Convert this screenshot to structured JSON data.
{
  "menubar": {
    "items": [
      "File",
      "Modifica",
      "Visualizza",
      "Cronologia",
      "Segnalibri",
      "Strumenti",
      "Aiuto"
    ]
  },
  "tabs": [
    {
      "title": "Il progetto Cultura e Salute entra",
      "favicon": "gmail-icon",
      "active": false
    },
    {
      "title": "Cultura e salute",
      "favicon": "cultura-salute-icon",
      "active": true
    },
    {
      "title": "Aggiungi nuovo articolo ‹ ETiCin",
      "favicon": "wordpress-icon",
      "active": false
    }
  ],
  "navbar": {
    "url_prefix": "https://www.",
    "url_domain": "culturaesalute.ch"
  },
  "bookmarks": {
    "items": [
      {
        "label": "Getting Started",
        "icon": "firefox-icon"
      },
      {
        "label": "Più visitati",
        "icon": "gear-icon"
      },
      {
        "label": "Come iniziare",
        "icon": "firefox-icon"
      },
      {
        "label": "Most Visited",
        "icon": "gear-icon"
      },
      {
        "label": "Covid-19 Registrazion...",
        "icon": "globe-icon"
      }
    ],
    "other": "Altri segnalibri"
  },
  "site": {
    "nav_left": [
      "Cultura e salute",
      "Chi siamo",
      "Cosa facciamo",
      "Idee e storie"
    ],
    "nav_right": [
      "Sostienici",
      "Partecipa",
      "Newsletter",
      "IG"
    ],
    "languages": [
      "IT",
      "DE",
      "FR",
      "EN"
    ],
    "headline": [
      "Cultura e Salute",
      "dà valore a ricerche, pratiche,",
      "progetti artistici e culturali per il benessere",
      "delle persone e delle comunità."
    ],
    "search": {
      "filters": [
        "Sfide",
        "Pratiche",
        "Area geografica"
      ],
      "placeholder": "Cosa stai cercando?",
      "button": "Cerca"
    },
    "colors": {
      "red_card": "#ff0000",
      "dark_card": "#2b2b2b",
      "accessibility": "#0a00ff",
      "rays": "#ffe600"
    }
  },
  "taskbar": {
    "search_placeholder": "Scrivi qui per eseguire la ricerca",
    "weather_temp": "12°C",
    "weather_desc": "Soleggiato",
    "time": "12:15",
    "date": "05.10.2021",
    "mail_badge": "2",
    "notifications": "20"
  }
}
* * * *
## TASK DETAILS
What do the records say? Quote them all exactly.

## WORKED SOLUTION
Convert this screenshot to structured JSON data.
{
  "menubar": {
    "items": [
      "File",
      "Modifica",
      "Visualizza",
      "Cronologia",
      "Segnalibri",
      "Strumenti",
      "Aiuto"
    ]
  },
  "tabs": [
    {
      "title": "Il progetto Cultura e Salute entra",
      "favicon": "gmail-icon",
      "active": false
    },
    {
      "title": "Cultura e salute",
      "favicon": "cultura-salute-icon",
      "active": true
    },
    {
      "title": "Aggiungi nuovo articolo ‹ ETiCin",
      "favicon": "wordpress-icon",
      "active": false
    }
  ],
  "navbar": {
    "url_prefix": "https://www.",
    "url_domain": "culturaesalute.ch"
  },
  "bookmarks": {
    "items": [
      {
        "label": "Getting Started",
        "icon": "firefox-icon"
      },
      {
        "label": "Più visitati",
        "icon": "gear-icon"
      },
      {
        "label": "Come iniziare",
        "icon": "firefox-icon"
      },
      {
        "label": "Most Visited",
        "icon": "gear-icon"
      },
      {
        "label": "Covid-19 Registrazion...",
        "icon": "globe-icon"
      }
    ],
    "other": "Altri segnalibri"
  },
  "site": {
    "nav_left": [
      "Cultura e salute",
      "Chi siamo",
      "Cosa facciamo",
      "Idee e storie"
    ],
    "nav_right": [
      "Sostienici",
      "Partecipa",
      "Newsletter",
      "IG"
    ],
    "languages": [
      "IT",
      "DE",
      "FR",
      "EN"
    ],
    "headline": [
      "Cultura e Salute",
      "dà valore a ricerche, pratiche,",
      "progetti artistici e culturali per il benessere",
      "delle persone e delle comunità."
    ],
    "search": {
      "filters": [
        "Sfide",
        "Pratiche",
        "Area geografica"
      ],
      "placeholder": "Cosa stai cercando?",
      "button": "Cerca"
    },
    "colors": {
      "red_card": "#ff0000",
      "dark_card": "#2b2b2b",
      "accessibility": "#0a00ff",
      "rays": "#ffe600"
    }
  },
  "taskbar": {
    "search_placeholder": "Scrivi qui per eseguire la ricerca",
    "weather_temp": "12°C",
    "weather_desc": "Soleggiato",
    "time": "12:15",
    "date": "05.10.2021",
    "mail_badge": "2",
    "notifications": "20"
  }
}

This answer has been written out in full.